### Listing

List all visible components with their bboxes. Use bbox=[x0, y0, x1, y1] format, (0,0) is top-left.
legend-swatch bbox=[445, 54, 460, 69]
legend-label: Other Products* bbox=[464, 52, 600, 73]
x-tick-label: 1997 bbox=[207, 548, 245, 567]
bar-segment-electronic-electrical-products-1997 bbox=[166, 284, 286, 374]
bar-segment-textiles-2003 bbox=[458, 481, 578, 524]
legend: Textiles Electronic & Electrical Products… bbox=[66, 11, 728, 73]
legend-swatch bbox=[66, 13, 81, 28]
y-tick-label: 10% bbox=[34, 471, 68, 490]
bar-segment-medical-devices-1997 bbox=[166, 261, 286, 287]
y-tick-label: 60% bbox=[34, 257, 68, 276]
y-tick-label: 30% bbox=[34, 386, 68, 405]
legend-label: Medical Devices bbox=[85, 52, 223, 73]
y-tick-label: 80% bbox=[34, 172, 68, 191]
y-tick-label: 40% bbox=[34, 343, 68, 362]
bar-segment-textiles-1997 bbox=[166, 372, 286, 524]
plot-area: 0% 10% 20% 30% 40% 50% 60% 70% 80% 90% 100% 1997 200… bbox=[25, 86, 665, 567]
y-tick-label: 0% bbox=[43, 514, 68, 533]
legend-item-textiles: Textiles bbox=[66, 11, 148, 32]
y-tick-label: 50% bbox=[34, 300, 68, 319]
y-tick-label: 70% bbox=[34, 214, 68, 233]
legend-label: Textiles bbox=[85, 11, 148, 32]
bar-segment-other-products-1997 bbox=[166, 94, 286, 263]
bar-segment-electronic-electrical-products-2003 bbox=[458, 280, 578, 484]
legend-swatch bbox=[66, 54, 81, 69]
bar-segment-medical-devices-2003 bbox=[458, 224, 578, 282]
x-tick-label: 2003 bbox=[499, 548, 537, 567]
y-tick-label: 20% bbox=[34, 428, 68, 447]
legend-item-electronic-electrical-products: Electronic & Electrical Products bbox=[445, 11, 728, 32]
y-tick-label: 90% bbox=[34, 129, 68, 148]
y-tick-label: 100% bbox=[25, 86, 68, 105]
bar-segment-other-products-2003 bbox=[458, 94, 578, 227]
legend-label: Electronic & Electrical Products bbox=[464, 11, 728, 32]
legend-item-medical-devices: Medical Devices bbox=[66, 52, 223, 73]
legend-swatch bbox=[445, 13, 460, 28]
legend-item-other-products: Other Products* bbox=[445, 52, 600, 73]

######

▸ Directions for this task:
Swap every "legend-swatch" in the material above for "legend-marker" and leave everything else unchanged.

▸ Task solution:
List all visible components with their bboxes. Use bbox=[x0, y0, x1, y1] format, (0,0) is top-left.
legend-marker bbox=[445, 54, 460, 69]
legend-label: Other Products* bbox=[464, 52, 600, 73]
x-tick-label: 1997 bbox=[207, 548, 245, 567]
bar-segment-electronic-electrical-products-1997 bbox=[166, 284, 286, 374]
bar-segment-textiles-2003 bbox=[458, 481, 578, 524]
legend: Textiles Electronic & Electrical Products… bbox=[66, 11, 728, 73]
legend-marker bbox=[66, 13, 81, 28]
y-tick-label: 10% bbox=[34, 471, 68, 490]
bar-segment-medical-devices-1997 bbox=[166, 261, 286, 287]
y-tick-label: 60% bbox=[34, 257, 68, 276]
y-tick-label: 30% bbox=[34, 386, 68, 405]
legend-label: Medical Devices bbox=[85, 52, 223, 73]
y-tick-label: 80% bbox=[34, 172, 68, 191]
y-tick-label: 40% bbox=[34, 343, 68, 362]
bar-segment-textiles-1997 bbox=[166, 372, 286, 524]
plot-area: 0% 10% 20% 30% 40% 50% 60% 70% 80% 90% 100% 1997 200… bbox=[25, 86, 665, 567]
y-tick-label: 0% bbox=[43, 514, 68, 533]
legend-item-textiles: Textiles bbox=[66, 11, 148, 32]
y-tick-label: 50% bbox=[34, 300, 68, 319]
y-tick-label: 70% bbox=[34, 214, 68, 233]
legend-label: Textiles bbox=[85, 11, 148, 32]
bar-segment-other-products-1997 bbox=[166, 94, 286, 263]
bar-segment-electronic-electrical-products-2003 bbox=[458, 280, 578, 484]
legend-marker bbox=[66, 54, 81, 69]
bar-segment-medical-devices-2003 bbox=[458, 224, 578, 282]
x-tick-label: 2003 bbox=[499, 548, 537, 567]
y-tick-label: 20% bbox=[34, 428, 68, 447]
legend-item-electronic-electrical-products: Electronic & Electrical Products bbox=[445, 11, 728, 32]
y-tick-label: 90% bbox=[34, 129, 68, 148]
y-tick-label: 100% bbox=[25, 86, 68, 105]
bar-segment-other-products-2003 bbox=[458, 94, 578, 227]
legend-label: Electronic & Electrical Products bbox=[464, 11, 728, 32]
legend-item-medical-devices: Medical Devices bbox=[66, 52, 223, 73]
legend-marker bbox=[445, 13, 460, 28]
legend-item-other-products: Other Products* bbox=[445, 52, 600, 73]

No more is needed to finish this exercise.